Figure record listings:
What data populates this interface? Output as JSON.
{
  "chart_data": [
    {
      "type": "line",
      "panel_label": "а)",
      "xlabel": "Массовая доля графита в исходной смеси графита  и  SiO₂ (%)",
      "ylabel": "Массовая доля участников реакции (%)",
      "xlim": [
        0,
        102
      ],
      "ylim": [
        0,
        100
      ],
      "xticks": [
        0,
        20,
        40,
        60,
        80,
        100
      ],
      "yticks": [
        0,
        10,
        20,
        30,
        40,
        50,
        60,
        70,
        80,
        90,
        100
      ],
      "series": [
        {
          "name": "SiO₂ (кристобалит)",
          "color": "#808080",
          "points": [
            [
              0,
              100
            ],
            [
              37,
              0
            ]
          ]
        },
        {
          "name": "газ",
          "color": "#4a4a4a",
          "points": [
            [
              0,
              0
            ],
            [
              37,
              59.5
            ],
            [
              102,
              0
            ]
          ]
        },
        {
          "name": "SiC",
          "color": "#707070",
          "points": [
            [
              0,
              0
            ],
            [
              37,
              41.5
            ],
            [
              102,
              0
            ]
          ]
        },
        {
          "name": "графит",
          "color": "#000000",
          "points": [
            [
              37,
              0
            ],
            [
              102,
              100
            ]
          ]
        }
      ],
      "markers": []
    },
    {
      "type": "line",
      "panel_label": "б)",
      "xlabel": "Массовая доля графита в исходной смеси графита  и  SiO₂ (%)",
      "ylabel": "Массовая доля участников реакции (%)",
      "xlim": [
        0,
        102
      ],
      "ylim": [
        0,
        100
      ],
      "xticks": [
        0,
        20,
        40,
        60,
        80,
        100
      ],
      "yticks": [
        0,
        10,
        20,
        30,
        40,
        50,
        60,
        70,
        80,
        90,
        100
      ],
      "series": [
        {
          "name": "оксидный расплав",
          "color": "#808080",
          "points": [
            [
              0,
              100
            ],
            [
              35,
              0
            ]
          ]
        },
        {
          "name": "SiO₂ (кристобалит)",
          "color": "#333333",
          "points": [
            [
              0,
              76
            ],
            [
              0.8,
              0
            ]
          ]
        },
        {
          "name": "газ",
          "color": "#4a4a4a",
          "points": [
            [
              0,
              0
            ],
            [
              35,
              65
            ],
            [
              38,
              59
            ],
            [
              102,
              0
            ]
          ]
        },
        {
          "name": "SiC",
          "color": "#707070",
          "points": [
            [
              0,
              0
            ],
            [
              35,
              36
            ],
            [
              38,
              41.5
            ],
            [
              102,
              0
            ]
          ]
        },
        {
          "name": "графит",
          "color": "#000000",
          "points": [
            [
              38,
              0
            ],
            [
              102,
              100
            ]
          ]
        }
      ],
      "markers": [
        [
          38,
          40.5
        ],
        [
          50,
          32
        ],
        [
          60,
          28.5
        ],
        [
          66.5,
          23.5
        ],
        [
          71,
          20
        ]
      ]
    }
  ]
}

* **GOAL**:
Type the material above out again, exactly.

* **EXPECTED OUTPUT**:
What data populates this interface? Output as JSON.
{
  "chart_data": [
    {
      "type": "line",
      "panel_label": "а)",
      "xlabel": "Массовая доля графита в исходной смеси графита  и  SiO₂ (%)",
      "ylabel": "Массовая доля участников реакции (%)",
      "xlim": [
        0,
        102
      ],
      "ylim": [
        0,
        100
      ],
      "xticks": [
        0,
        20,
        40,
        60,
        80,
        100
      ],
      "yticks": [
        0,
        10,
        20,
        30,
        40,
        50,
        60,
        70,
        80,
        90,
        100
      ],
      "series": [
        {
          "name": "SiO₂ (кристобалит)",
          "color": "#808080",
          "points": [
            [
              0,
              100
            ],
            [
              37,
              0
            ]
          ]
        },
        {
          "name": "газ",
          "color": "#4a4a4a",
          "points": [
            [
              0,
              0
            ],
            [
              37,
              59.5
            ],
            [
              102,
              0
            ]
          ]
        },
        {
          "name": "SiC",
          "color": "#707070",
          "points": [
            [
              0,
              0
            ],
            [
              37,
              41.5
            ],
            [
              102,
              0
            ]
          ]
        },
        {
          "name": "графит",
          "color": "#000000",
          "points": [
            [
              37,
              0
            ],
            [
              102,
              100
            ]
          ]
        }
      ],
      "markers": []
    },
    {
      "type": "line",
      "panel_label": "б)",
      "xlabel": "Массовая доля графита в исходной смеси графита  и  SiO₂ (%)",
      "ylabel": "Массовая доля участников реакции (%)",
      "xlim": [
        0,
        102
      ],
      "ylim": [
        0,
        100
      ],
      "xticks": [
        0,
        20,
        40,
        60,
        80,
        100
      ],
      "yticks": [
        0,
        10,
        20,
        30,
        40,
        50,
        60,
        70,
        80,
        90,
        100
      ],
      "series": [
        {
          "name": "оксидный расплав",
          "color": "#808080",
          "points": [
            [
              0,
              100
            ],
            [
              35,
              0
            ]
          ]
        },
        {
          "name": "SiO₂ (кристобалит)",
          "color": "#333333",
          "points": [
            [
              0,
              76
            ],
            [
              0.8,
              0
            ]
          ]
        },
        {
          "name": "газ",
          "color": "#4a4a4a",
          "points": [
            [
              0,
              0
            ],
            [
              35,
              65
            ],
            [
              38,
              59
            ],
            [
              102,
              0
            ]
          ]
        },
        {
          "name": "SiC",
          "color": "#707070",
          "points": [
            [
              0,
              0
            ],
            [
              35,
              36
            ],
            [
              38,
              41.5
            ],
            [
              102,
              0
            ]
          ]
        },
        {
          "name": "графит",
          "color": "#000000",
          "points": [
            [
              38,
              0
            ],
            [
              102,
              100
            ]
          ]
        }
      ],
      "markers": [
        [
          38,
          40.5
        ],
        [
          50,
          32
        ],
        [
          60,
          28.5
        ],
        [
          66.5,
          23.5
        ],
        [
          71,
          20
        ]
      ]
    }
  ]
}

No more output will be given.